[Goal] Go through the material and write it all out exactly, minus the pictures.

[Extracted information]
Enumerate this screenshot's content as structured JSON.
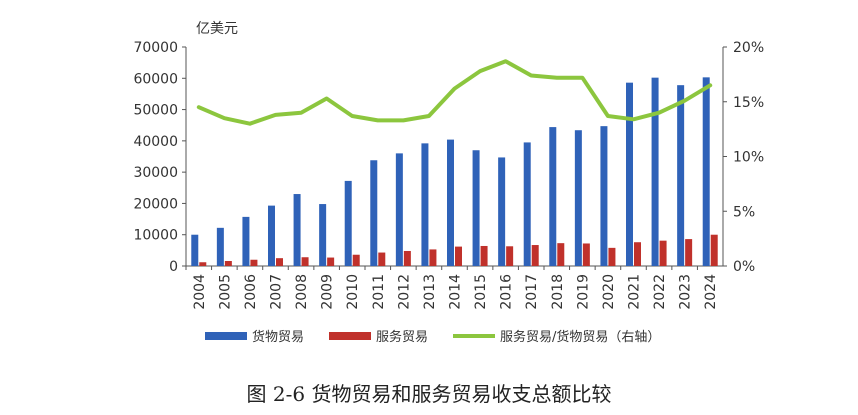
{
  "chart_data": {
    "type": "bar",
    "categories": [
      "2004",
      "2005",
      "2006",
      "2007",
      "2008",
      "2009",
      "2010",
      "2011",
      "2012",
      "2013",
      "2014",
      "2015",
      "2016",
      "2017",
      "2018",
      "2019",
      "2020",
      "2021",
      "2022",
      "2023",
      "2024"
    ],
    "y_unit": "亿美元",
    "ylim": [
      0,
      70000
    ],
    "y_ticks": [
      "0",
      "10000",
      "20000",
      "30000",
      "40000",
      "50000",
      "60000",
      "70000"
    ],
    "y2lim": [
      0,
      20
    ],
    "y2_ticks": [
      "0%",
      "5%",
      "10%",
      "15%",
      "20%"
    ],
    "grid": false,
    "legend_position": "bottom",
    "series": [
      {
        "name": "货物贸易",
        "kind": "bar",
        "axis": "left",
        "color": "#2f62b8",
        "values": [
          10000,
          12200,
          15700,
          19300,
          23000,
          19800,
          27200,
          33800,
          36000,
          39200,
          40400,
          37000,
          34700,
          39500,
          44400,
          43400,
          44700,
          58600,
          60200,
          57800,
          60300
        ]
      },
      {
        "name": "服务贸易",
        "kind": "bar",
        "axis": "left",
        "color": "#c0312b",
        "values": [
          1200,
          1600,
          2000,
          2500,
          2800,
          2700,
          3600,
          4300,
          4800,
          5300,
          6200,
          6400,
          6300,
          6700,
          7300,
          7200,
          5800,
          7600,
          8100,
          8600,
          10000
        ]
      },
      {
        "name": "服务贸易/货物贸易（右轴）",
        "kind": "line",
        "axis": "right",
        "color": "#8cc63e",
        "values": [
          14.5,
          13.5,
          13.0,
          13.8,
          14.0,
          15.3,
          13.7,
          13.3,
          13.3,
          13.7,
          16.2,
          17.8,
          18.7,
          17.4,
          17.2,
          17.2,
          13.7,
          13.4,
          14.0,
          15.1,
          16.5
        ]
      }
    ]
  },
  "caption": "图 2-6    货物贸易和服务贸易收支总额比较"
}
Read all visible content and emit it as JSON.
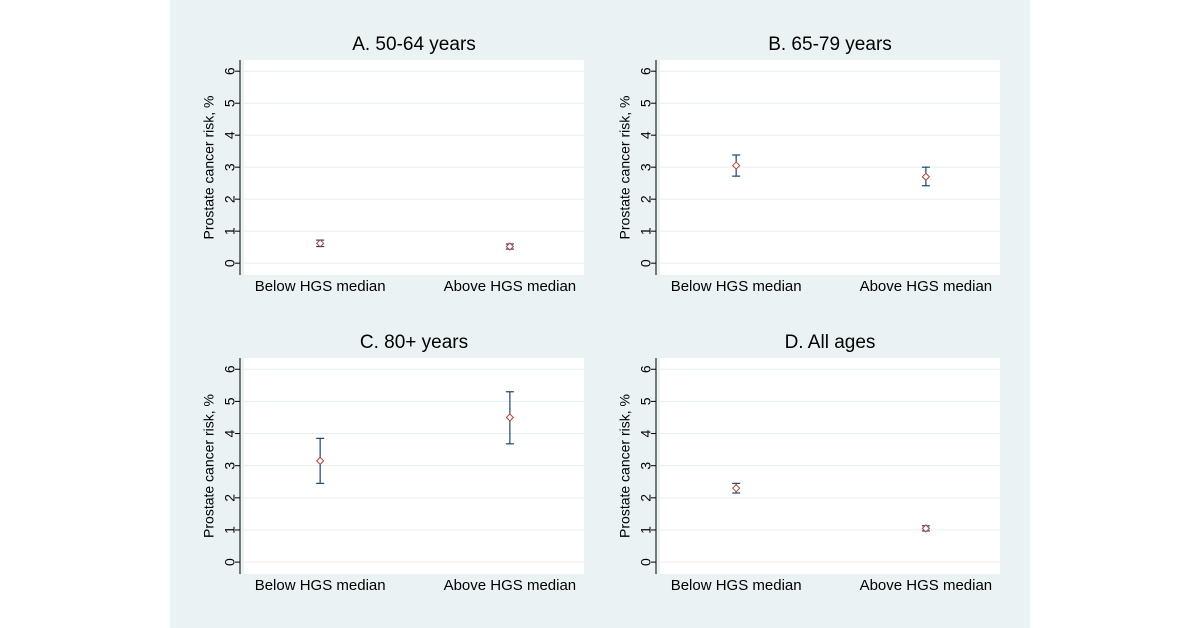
{
  "chart_data": [
    {
      "type": "errorbar",
      "title": "A. 50-64 years",
      "ylabel": "Prostate cancer risk, %",
      "categories": [
        "Below HGS median",
        "Above HGS median"
      ],
      "values": [
        0.62,
        0.52
      ],
      "lower": [
        0.52,
        0.44
      ],
      "upper": [
        0.72,
        0.6
      ],
      "ylim": [
        -0.37,
        6.35
      ],
      "yticks": [
        0,
        1,
        2,
        3,
        4,
        5,
        6
      ],
      "grid": true,
      "color": "#b0413e",
      "errorbar_color": "#1a476f"
    },
    {
      "type": "errorbar",
      "title": "B. 65-79 years",
      "ylabel": "Prostate cancer risk, %",
      "categories": [
        "Below HGS median",
        "Above HGS median"
      ],
      "values": [
        3.05,
        2.7
      ],
      "lower": [
        2.72,
        2.42
      ],
      "upper": [
        3.38,
        3.0
      ],
      "ylim": [
        -0.37,
        6.35
      ],
      "yticks": [
        0,
        1,
        2,
        3,
        4,
        5,
        6
      ],
      "grid": true,
      "color": "#b0413e",
      "errorbar_color": "#1a476f"
    },
    {
      "type": "errorbar",
      "title": "C. 80+ years",
      "ylabel": "Prostate cancer risk, %",
      "categories": [
        "Below HGS median",
        "Above HGS median"
      ],
      "values": [
        3.15,
        4.5
      ],
      "lower": [
        2.45,
        3.68
      ],
      "upper": [
        3.85,
        5.3
      ],
      "ylim": [
        -0.37,
        6.35
      ],
      "yticks": [
        0,
        1,
        2,
        3,
        4,
        5,
        6
      ],
      "grid": true,
      "color": "#b0413e",
      "errorbar_color": "#1a476f"
    },
    {
      "type": "errorbar",
      "title": "D. All ages",
      "ylabel": "Prostate cancer risk, %",
      "categories": [
        "Below HGS median",
        "Above HGS median"
      ],
      "values": [
        2.3,
        1.05
      ],
      "lower": [
        2.15,
        0.97
      ],
      "upper": [
        2.45,
        1.13
      ],
      "ylim": [
        -0.37,
        6.35
      ],
      "yticks": [
        0,
        1,
        2,
        3,
        4,
        5,
        6
      ],
      "grid": true,
      "color": "#b0413e",
      "errorbar_color": "#1a476f"
    }
  ]
}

[Answer for this exercise]
Enumerate this screenshot's content as structured JSON.
{
  "chart_data": {
    "type": "bar",
    "categories": [
      "2004",
      "2005",
      "2006",
      "2007",
      "2008",
      "2009",
      "2010",
      "2011",
      "2012",
      "2013",
      "2014",
      "2015",
      "2016",
      "2017",
      "2018",
      "2019",
      "2020",
      "2021",
      "2022",
      "2023",
      "2024"
    ],
    "y_unit": "亿美元",
    "ylim": [
      0,
      70000
    ],
    "y_ticks": [
      "0",
      "10000",
      "20000",
      "30000",
      "40000",
      "50000",
      "60000",
      "70000"
    ],
    "y2lim": [
      0,
      20
    ],
    "y2_ticks": [
      "0%",
      "5%",
      "10%",
      "15%",
      "20%"
    ],
    "grid": false,
    "legend_position": "bottom",
    "series": [
      {
        "name": "货物贸易",
        "kind": "bar",
        "axis": "left",
        "color": "#2f62b8",
        "values": [
          10000,
          12200,
          15700,
          19300,
          23000,
          19800,
          27200,
          33800,
          36000,
          39200,
          40400,
          37000,
          34700,
          39500,
          44400,
          43400,
          44700,
          58600,
          60200,
          57800,
          60300
        ]
      },
      {
        "name": "服务贸易",
        "kind": "bar",
        "axis": "left",
        "color": "#c0312b",
        "values": [
          1200,
          1600,
          2000,
          2500,
          2800,
          2700,
          3600,
          4300,
          4800,
          5300,
          6200,
          6400,
          6300,
          6700,
          7300,
          7200,
          5800,
          7600,
          8100,
          8600,
          10000
        ]
      },
      {
        "name": "服务贸易/货物贸易（右轴）",
        "kind": "line",
        "axis": "right",
        "color": "#8cc63e",
        "values": [
          14.5,
          13.5,
          13.0,
          13.8,
          14.0,
          15.3,
          13.7,
          13.3,
          13.3,
          13.7,
          16.2,
          17.8,
          18.7,
          17.4,
          17.2,
          17.2,
          13.7,
          13.4,
          14.0,
          15.1,
          16.5
        ]
      }
    ]
  },
  "caption": "图 2-6    货物贸易和服务贸易收支总额比较"
}
Read all visible content and emit it as JSON.
{
  "chart_data": [
    {
      "type": "errorbar",
      "title": "A. 50-64 years",
      "ylabel": "Prostate cancer risk, %",
      "categories": [
        "Below HGS median",
        "Above HGS median"
      ],
      "values": [
        0.62,
        0.52
      ],
      "lower": [
        0.52,
        0.44
      ],
      "upper": [
        0.72,
        0.6
      ],
      "ylim": [
        -0.37,
        6.35
      ],
      "yticks": [
        0,
        1,
        2,
        3,
        4,
        5,
        6
      ],
      "grid": true,
      "color": "#b0413e",
      "errorbar_color": "#1a476f"
    },
    {
      "type": "errorbar",
      "title": "B. 65-79 years",
      "ylabel": "Prostate cancer risk, %",
      "categories": [
        "Below HGS median",
        "Above HGS median"
      ],
      "values": [
        3.05,
        2.7
      ],
      "lower": [
        2.72,
        2.42
      ],
      "upper": [
        3.38,
        3.0
      ],
      "ylim": [
        -0.37,
        6.35
      ],
      "yticks": [
        0,
        1,
        2,
        3,
        4,
        5,
        6
      ],
      "grid": true,
      "color": "#b0413e",
      "errorbar_color": "#1a476f"
    },
    {
      "type": "errorbar",
      "title": "C. 80+ years",
      "ylabel": "Prostate cancer risk, %",
      "categories": [
        "Below HGS median",
        "Above HGS median"
      ],
      "values": [
        3.15,
        4.5
      ],
      "lower": [
        2.45,
        3.68
      ],
      "upper": [
        3.85,
        5.3
      ],
      "ylim": [
        -0.37,
        6.35
      ],
      "yticks": [
        0,
        1,
        2,
        3,
        4,
        5,
        6
      ],
      "grid": true,
      "color": "#b0413e",
      "errorbar_color": "#1a476f"
    },
    {
      "type": "errorbar",
      "title": "D. All ages",
      "ylabel": "Prostate cancer risk, %",
      "categories": [
        "Below HGS median",
        "Above HGS median"
      ],
      "values": [
        2.3,
        1.05
      ],
      "lower": [
        2.15,
        0.97
      ],
      "upper": [
        2.45,
        1.13
      ],
      "ylim": [
        -0.37,
        6.35
      ],
      "yticks": [
        0,
        1,
        2,
        3,
        4,
        5,
        6
      ],
      "grid": true,
      "color": "#b0413e",
      "errorbar_color": "#1a476f"
    }
  ]
}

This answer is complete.